** Start of MATERIAL PROVIDED **

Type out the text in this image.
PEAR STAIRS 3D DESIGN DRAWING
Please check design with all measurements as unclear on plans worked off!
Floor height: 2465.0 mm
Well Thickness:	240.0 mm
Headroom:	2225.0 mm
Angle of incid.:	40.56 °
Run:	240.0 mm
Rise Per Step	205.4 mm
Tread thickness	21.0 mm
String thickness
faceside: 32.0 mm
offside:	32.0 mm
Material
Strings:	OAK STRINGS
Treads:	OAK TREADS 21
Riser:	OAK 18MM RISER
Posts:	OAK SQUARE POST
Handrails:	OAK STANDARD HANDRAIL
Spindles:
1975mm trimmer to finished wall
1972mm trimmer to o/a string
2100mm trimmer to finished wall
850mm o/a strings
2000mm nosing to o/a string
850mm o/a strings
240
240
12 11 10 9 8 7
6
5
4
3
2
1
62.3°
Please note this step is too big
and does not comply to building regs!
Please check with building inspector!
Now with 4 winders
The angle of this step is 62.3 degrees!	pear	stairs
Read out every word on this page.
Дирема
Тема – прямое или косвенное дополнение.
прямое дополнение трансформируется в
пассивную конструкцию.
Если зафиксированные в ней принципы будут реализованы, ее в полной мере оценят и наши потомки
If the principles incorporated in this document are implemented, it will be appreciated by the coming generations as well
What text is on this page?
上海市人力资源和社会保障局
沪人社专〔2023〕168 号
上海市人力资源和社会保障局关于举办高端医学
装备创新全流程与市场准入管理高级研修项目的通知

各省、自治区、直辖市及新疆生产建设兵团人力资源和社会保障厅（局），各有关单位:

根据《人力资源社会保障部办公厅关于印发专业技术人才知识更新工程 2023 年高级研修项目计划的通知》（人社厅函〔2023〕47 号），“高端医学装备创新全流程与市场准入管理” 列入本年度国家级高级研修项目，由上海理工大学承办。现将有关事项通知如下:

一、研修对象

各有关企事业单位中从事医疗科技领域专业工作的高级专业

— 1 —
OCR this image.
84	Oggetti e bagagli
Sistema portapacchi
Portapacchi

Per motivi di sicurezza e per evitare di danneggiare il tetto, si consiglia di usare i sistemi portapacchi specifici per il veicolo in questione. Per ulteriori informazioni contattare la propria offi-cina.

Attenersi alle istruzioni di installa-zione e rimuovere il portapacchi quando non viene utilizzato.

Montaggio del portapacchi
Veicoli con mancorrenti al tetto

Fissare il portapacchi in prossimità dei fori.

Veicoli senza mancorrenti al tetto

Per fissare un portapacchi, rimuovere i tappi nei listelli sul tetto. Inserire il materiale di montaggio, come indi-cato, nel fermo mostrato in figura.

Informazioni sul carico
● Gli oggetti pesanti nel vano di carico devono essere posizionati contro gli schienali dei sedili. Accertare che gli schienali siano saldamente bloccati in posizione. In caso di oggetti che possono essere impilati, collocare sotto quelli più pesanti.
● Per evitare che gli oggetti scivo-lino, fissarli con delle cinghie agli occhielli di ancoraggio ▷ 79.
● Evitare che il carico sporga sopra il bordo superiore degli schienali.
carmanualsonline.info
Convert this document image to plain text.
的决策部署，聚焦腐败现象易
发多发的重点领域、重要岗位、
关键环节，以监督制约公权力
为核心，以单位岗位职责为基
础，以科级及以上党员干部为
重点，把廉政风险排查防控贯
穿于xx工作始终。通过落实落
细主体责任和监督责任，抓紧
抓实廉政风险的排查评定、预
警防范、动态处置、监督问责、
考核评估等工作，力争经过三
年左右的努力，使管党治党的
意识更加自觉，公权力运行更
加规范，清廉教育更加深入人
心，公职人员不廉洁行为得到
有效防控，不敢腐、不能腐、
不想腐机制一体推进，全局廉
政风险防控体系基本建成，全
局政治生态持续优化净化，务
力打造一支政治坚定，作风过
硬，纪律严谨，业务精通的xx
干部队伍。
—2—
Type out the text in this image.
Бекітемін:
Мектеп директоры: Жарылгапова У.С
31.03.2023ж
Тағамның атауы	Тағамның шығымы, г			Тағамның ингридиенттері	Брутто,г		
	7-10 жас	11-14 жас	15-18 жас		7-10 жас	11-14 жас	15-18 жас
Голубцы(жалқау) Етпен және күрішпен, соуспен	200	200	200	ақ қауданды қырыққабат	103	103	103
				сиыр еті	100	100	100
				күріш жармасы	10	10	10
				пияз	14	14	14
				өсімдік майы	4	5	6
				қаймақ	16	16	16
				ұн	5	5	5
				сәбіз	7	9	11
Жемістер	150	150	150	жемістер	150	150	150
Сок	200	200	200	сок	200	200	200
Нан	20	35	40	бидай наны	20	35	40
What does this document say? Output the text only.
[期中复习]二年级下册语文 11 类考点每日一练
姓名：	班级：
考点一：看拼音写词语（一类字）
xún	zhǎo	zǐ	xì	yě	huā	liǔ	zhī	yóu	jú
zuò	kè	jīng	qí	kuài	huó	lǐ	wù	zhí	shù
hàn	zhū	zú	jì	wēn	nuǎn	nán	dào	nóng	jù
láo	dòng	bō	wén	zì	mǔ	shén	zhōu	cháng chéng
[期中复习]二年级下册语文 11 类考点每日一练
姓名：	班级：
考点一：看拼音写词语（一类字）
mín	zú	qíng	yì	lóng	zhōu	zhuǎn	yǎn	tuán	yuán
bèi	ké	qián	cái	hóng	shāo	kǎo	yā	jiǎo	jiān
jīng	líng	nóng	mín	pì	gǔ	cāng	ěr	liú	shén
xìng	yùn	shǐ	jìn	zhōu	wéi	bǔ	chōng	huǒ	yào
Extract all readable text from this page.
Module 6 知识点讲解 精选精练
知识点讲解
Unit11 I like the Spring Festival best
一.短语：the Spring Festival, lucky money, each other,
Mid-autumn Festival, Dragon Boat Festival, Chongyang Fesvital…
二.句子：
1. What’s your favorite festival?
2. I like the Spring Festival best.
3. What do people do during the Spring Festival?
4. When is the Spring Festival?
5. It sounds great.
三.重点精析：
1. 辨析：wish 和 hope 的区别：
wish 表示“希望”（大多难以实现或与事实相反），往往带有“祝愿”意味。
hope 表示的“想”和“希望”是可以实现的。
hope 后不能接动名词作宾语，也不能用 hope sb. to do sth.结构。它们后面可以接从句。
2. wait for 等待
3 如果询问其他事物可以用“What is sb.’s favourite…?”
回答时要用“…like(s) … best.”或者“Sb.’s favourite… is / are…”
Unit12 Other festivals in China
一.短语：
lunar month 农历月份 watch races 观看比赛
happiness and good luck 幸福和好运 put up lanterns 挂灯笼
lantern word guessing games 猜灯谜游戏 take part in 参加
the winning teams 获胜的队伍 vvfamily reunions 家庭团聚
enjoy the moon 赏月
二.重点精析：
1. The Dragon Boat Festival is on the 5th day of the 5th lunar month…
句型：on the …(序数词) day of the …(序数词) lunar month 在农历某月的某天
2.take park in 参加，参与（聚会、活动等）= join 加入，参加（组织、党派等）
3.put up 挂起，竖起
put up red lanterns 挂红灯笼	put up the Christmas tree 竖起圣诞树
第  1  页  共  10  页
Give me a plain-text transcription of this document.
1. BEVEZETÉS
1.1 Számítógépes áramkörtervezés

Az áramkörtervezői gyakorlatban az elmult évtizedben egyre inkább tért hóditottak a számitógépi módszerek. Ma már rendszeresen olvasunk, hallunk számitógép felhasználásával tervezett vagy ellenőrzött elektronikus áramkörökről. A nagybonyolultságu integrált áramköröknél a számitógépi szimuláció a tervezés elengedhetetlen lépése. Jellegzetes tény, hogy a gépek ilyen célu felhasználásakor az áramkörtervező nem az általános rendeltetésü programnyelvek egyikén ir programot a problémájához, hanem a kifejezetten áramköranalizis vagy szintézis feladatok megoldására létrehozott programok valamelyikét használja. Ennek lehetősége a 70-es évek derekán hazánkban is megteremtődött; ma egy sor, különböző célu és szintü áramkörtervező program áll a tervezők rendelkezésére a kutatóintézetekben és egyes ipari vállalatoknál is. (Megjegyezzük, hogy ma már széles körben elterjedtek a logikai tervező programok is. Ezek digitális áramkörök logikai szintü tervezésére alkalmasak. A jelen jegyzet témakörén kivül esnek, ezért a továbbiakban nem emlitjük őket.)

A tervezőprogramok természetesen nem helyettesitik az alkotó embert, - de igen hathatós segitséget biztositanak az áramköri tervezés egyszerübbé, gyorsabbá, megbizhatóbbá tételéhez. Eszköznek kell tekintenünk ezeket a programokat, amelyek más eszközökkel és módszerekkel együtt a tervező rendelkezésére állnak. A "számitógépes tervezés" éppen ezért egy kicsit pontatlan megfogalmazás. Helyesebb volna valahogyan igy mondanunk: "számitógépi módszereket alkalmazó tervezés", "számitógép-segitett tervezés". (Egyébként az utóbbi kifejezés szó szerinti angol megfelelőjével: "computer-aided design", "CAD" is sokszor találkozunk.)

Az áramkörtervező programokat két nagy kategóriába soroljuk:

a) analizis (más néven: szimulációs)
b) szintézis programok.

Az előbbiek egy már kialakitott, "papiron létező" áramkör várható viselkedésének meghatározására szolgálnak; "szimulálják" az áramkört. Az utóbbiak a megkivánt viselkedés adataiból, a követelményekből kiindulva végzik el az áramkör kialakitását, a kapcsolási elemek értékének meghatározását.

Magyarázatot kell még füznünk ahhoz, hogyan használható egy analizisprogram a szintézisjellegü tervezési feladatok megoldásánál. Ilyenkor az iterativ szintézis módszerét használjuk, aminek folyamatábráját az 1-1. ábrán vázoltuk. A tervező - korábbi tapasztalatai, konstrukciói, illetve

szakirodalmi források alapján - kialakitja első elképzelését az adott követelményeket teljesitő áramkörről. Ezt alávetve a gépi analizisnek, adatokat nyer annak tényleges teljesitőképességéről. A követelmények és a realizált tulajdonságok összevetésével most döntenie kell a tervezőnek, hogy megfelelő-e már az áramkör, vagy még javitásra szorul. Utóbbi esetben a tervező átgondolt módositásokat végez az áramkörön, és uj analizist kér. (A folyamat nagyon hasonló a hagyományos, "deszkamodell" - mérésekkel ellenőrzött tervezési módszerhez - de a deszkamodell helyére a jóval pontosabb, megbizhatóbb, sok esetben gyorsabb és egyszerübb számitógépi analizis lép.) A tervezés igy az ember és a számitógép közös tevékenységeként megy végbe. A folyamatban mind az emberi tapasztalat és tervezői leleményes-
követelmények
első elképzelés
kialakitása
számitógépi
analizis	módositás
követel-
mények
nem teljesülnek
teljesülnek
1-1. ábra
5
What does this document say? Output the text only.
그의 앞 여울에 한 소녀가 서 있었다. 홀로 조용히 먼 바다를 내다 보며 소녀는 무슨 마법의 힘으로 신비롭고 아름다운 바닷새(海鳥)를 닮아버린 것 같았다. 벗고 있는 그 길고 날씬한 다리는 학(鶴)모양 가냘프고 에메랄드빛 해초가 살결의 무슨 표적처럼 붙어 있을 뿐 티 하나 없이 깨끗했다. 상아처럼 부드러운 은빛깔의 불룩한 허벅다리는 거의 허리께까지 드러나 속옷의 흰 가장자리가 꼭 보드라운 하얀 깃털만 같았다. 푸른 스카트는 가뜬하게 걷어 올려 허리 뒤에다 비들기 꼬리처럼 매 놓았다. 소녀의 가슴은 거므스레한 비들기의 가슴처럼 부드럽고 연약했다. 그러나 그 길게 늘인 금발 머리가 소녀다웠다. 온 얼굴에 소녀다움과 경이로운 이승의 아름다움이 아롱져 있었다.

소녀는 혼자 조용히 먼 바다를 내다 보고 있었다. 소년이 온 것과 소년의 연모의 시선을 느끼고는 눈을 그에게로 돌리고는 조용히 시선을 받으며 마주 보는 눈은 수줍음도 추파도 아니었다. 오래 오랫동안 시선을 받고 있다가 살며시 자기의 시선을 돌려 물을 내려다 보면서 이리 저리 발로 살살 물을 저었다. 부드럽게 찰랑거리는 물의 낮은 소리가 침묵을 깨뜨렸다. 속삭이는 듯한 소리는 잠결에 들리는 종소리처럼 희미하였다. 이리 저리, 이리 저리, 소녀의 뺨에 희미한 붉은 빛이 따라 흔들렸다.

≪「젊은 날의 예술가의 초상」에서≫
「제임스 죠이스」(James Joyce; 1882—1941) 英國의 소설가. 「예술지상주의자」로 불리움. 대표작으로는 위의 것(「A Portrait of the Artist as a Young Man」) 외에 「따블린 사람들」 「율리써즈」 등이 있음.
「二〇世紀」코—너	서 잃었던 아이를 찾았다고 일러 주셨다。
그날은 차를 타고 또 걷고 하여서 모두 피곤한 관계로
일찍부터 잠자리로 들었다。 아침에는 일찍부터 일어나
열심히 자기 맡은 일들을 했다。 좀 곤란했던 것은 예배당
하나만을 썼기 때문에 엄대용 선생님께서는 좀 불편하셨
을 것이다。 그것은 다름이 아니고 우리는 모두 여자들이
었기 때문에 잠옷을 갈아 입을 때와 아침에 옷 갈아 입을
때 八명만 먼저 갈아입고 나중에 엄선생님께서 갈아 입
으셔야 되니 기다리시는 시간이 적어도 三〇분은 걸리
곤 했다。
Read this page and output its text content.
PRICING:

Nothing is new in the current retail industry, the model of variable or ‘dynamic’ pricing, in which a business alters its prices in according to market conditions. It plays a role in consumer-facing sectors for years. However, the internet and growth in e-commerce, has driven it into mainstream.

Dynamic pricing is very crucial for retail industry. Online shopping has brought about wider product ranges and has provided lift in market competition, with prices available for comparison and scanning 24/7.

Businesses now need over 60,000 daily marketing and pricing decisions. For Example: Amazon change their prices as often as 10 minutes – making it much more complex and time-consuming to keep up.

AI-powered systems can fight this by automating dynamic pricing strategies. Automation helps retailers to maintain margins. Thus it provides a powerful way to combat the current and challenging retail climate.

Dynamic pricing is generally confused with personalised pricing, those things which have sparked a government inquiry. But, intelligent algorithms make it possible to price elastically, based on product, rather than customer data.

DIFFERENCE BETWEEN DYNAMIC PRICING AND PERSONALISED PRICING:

** End of MATERIAL PROVIDED **

● **STATED EXERCISE**
List the lines of the entries that include "Spring".

● **RESPONSE**
Unit11 I like the Spring Festival best
一.短语：the Spring Festival, lucky money, each other,
2. I like the Spring Festival best.
3. What do people do during the Spring Festival?
4. When is the Spring Festival?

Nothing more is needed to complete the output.